- _Short exercise_:
Reproduce each of the following entries verbatim, omitting the pictures.

- _Records provided_:
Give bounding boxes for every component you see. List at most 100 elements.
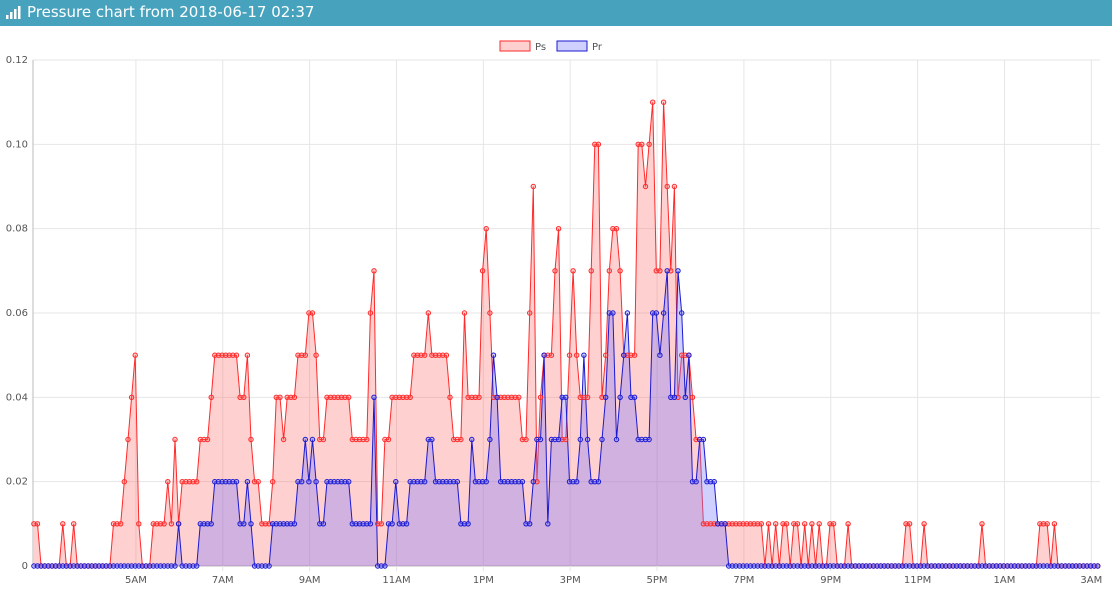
data-point-pr [1026, 563, 1032, 569]
data-point-pr [707, 479, 714, 485]
data-point-pr [1058, 563, 1065, 569]
data-point-pr [704, 479, 710, 485]
data-point-ps [313, 352, 319, 358]
data-point-ps [367, 310, 374, 316]
data-point-ps [284, 394, 290, 400]
data-point-pr [1087, 563, 1094, 569]
data-point-ps [595, 141, 602, 148]
data-point-pr [946, 563, 953, 569]
data-point-pr [867, 563, 873, 569]
data-point-pr [733, 563, 739, 569]
data-point-ps [375, 521, 381, 527]
data-point-ps [378, 521, 384, 527]
data-point-pr [769, 563, 775, 569]
data-point-pr [454, 479, 460, 485]
data-point-ps [248, 436, 254, 443]
data-point-ps [505, 394, 511, 400]
legend-swatch-ps [499, 40, 531, 52]
data-point-pr [689, 479, 696, 485]
data-point-pr [755, 563, 761, 569]
data-point-pr [212, 479, 218, 485]
data-point-pr [393, 479, 399, 485]
data-point-pr [487, 436, 493, 443]
page-header: Pressure chart from 2018-06-17 02:37 [0, 0, 1112, 26]
data-point-ps [758, 521, 764, 527]
data-point-ps [259, 521, 265, 527]
x-tick-label: 9AM [299, 575, 321, 586]
data-point-pr [389, 521, 395, 527]
data-point-pr [870, 563, 877, 569]
data-point-ps [277, 394, 283, 400]
data-point-ps [461, 310, 468, 316]
data-point-pr [1055, 563, 1061, 569]
data-point-pr [552, 436, 558, 443]
data-point-pr [157, 563, 164, 569]
data-point-ps [689, 394, 696, 400]
data-point-pr [899, 563, 906, 569]
data-point-pr [577, 436, 583, 443]
data-point-pr [422, 479, 428, 485]
data-point-ps [295, 352, 301, 358]
data-point-ps [592, 141, 598, 148]
data-point-ps [400, 394, 406, 400]
data-point-ps [396, 394, 403, 400]
data-point-ps [440, 352, 446, 358]
data-point-ps [338, 394, 345, 400]
data-point-ps [118, 521, 124, 527]
data-point-pr [1008, 563, 1014, 569]
data-point-pr [407, 479, 413, 485]
data-point-ps [447, 394, 453, 400]
data-point-pr [479, 479, 486, 485]
data-point-pr [255, 563, 261, 569]
data-point-ps [382, 436, 388, 443]
data-point-ps [179, 479, 185, 485]
data-point-pr [447, 479, 453, 485]
data-point-pr [1084, 563, 1090, 569]
data-point-pr [856, 563, 862, 569]
data-point-pr [570, 479, 576, 485]
data-point-ps [161, 521, 167, 527]
data-point-ps [588, 268, 594, 274]
data-point-ps [650, 99, 656, 105]
data-point-pr [353, 521, 359, 527]
data-point-pr [1015, 563, 1021, 569]
data-point-pr [385, 521, 392, 527]
data-point-pr [642, 436, 649, 443]
data-point-ps [1051, 521, 1058, 527]
data-point-ps [827, 521, 833, 527]
data-point-pr [266, 563, 272, 569]
chart-axes: 0 0.02 0.04 0.06 0.08 0.10 0.12 5AM 7AM 9AM 11AM 1P… [6, 55, 1103, 586]
data-point-pr [364, 521, 370, 527]
data-point-pr [820, 563, 826, 569]
data-point-ps [335, 394, 341, 400]
data-point-ps [603, 352, 609, 358]
data-point-pr [476, 479, 482, 485]
data-point-ps [320, 436, 327, 443]
data-point-pr [682, 394, 688, 400]
data-point-ps [230, 352, 236, 358]
data-point-pr [273, 521, 279, 527]
data-point-pr [472, 479, 479, 485]
data-point-pr [617, 394, 623, 400]
data-point-ps [1040, 521, 1047, 527]
data-point-pr [881, 563, 887, 569]
data-point-pr [541, 352, 547, 358]
data-point-pr [309, 436, 316, 443]
data-point-pr [957, 563, 963, 569]
data-point-ps [545, 352, 551, 358]
data-point-pr [935, 563, 942, 569]
data-point-pr [534, 436, 540, 443]
data-point-ps [212, 352, 218, 358]
data-point-ps [613, 226, 620, 232]
data-point-pr [360, 521, 366, 527]
data-point-pr [342, 479, 348, 485]
data-point-ps [1037, 521, 1043, 527]
data-point-ps [288, 394, 294, 400]
data-point-ps [128, 394, 135, 400]
data-point-pr [686, 352, 692, 358]
data-point-pr [501, 479, 507, 485]
data-point-ps [183, 479, 189, 485]
data-point-ps [472, 394, 479, 400]
data-point-pr [371, 394, 377, 400]
data-point-ps [563, 436, 569, 443]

- _Task output_:
Give bounding boxes for every component you see. List at most 100 elements.
data-point-pr [1026, 563, 1032, 569]
data-point-pr [707, 479, 714, 485]
data-point-pr [1058, 563, 1065, 569]
data-point-pr [704, 479, 710, 485]
data-point-ps [313, 352, 319, 358]
data-point-ps [367, 310, 374, 316]
data-point-ps [284, 394, 290, 400]
data-point-pr [1087, 563, 1094, 569]
data-point-ps [595, 141, 602, 148]
data-point-pr [946, 563, 953, 569]
data-point-pr [867, 563, 873, 569]
data-point-pr [733, 563, 739, 569]
data-point-ps [375, 521, 381, 527]
data-point-ps [378, 521, 384, 527]
data-point-pr [769, 563, 775, 569]
data-point-pr [454, 479, 460, 485]
data-point-ps [248, 436, 254, 443]
data-point-ps [505, 394, 511, 400]
legend-swatch-ps [499, 40, 531, 52]
data-point-pr [689, 479, 696, 485]
data-point-pr [755, 563, 761, 569]
data-point-pr [212, 479, 218, 485]
data-point-pr [393, 479, 399, 485]
data-point-pr [487, 436, 493, 443]
page-header: Pressure chart from 2018-06-17 02:37 [0, 0, 1112, 26]
data-point-ps [758, 521, 764, 527]
data-point-ps [259, 521, 265, 527]
x-tick-label: 9AM [299, 575, 321, 586]
data-point-pr [389, 521, 395, 527]
data-point-pr [870, 563, 877, 569]
data-point-ps [277, 394, 283, 400]
data-point-ps [461, 310, 468, 316]
data-point-pr [1055, 563, 1061, 569]
data-point-pr [552, 436, 558, 443]
data-point-pr [157, 563, 164, 569]
data-point-ps [689, 394, 696, 400]
data-point-pr [899, 563, 906, 569]
data-point-pr [577, 436, 583, 443]
data-point-pr [422, 479, 428, 485]
data-point-ps [295, 352, 301, 358]
data-point-ps [592, 141, 598, 148]
data-point-ps [400, 394, 406, 400]
data-point-ps [396, 394, 403, 400]
data-point-ps [440, 352, 446, 358]
data-point-ps [338, 394, 345, 400]
data-point-ps [118, 521, 124, 527]
data-point-pr [1008, 563, 1014, 569]
data-point-pr [407, 479, 413, 485]
data-point-ps [447, 394, 453, 400]
data-point-pr [479, 479, 486, 485]
data-point-pr [255, 563, 261, 569]
data-point-ps [382, 436, 388, 443]
data-point-ps [179, 479, 185, 485]
data-point-pr [447, 479, 453, 485]
data-point-pr [1084, 563, 1090, 569]
data-point-pr [856, 563, 862, 569]
data-point-pr [570, 479, 576, 485]
data-point-ps [161, 521, 167, 527]
data-point-ps [588, 268, 594, 274]
data-point-ps [650, 99, 656, 105]
data-point-pr [353, 521, 359, 527]
data-point-pr [1015, 563, 1021, 569]
data-point-pr [385, 521, 392, 527]
data-point-pr [642, 436, 649, 443]
data-point-ps [1051, 521, 1058, 527]
data-point-ps [827, 521, 833, 527]
data-point-pr [266, 563, 272, 569]
chart-axes: 0 0.02 0.04 0.06 0.08 0.10 0.12 5AM 7AM 9AM 11AM 1P… [6, 55, 1103, 586]
data-point-pr [364, 521, 370, 527]
data-point-pr [820, 563, 826, 569]
data-point-ps [335, 394, 341, 400]
data-point-ps [603, 352, 609, 358]
data-point-pr [476, 479, 482, 485]
data-point-ps [320, 436, 327, 443]
data-point-pr [682, 394, 688, 400]
data-point-ps [230, 352, 236, 358]
data-point-pr [273, 521, 279, 527]
data-point-pr [472, 479, 479, 485]
data-point-pr [617, 394, 623, 400]
data-point-ps [1040, 521, 1047, 527]
data-point-pr [881, 563, 887, 569]
data-point-pr [541, 352, 547, 358]
data-point-pr [309, 436, 316, 443]
data-point-pr [957, 563, 963, 569]
data-point-ps [545, 352, 551, 358]
data-point-pr [935, 563, 942, 569]
data-point-pr [534, 436, 540, 443]
data-point-ps [212, 352, 218, 358]
data-point-ps [613, 226, 620, 232]
data-point-pr [360, 521, 366, 527]
data-point-pr [342, 479, 348, 485]
data-point-ps [1037, 521, 1043, 527]
data-point-ps [288, 394, 294, 400]
data-point-ps [128, 394, 135, 400]
data-point-pr [686, 352, 692, 358]
data-point-pr [501, 479, 507, 485]
data-point-ps [183, 479, 189, 485]
data-point-ps [472, 394, 479, 400]
data-point-pr [371, 394, 377, 400]
data-point-ps [563, 436, 569, 443]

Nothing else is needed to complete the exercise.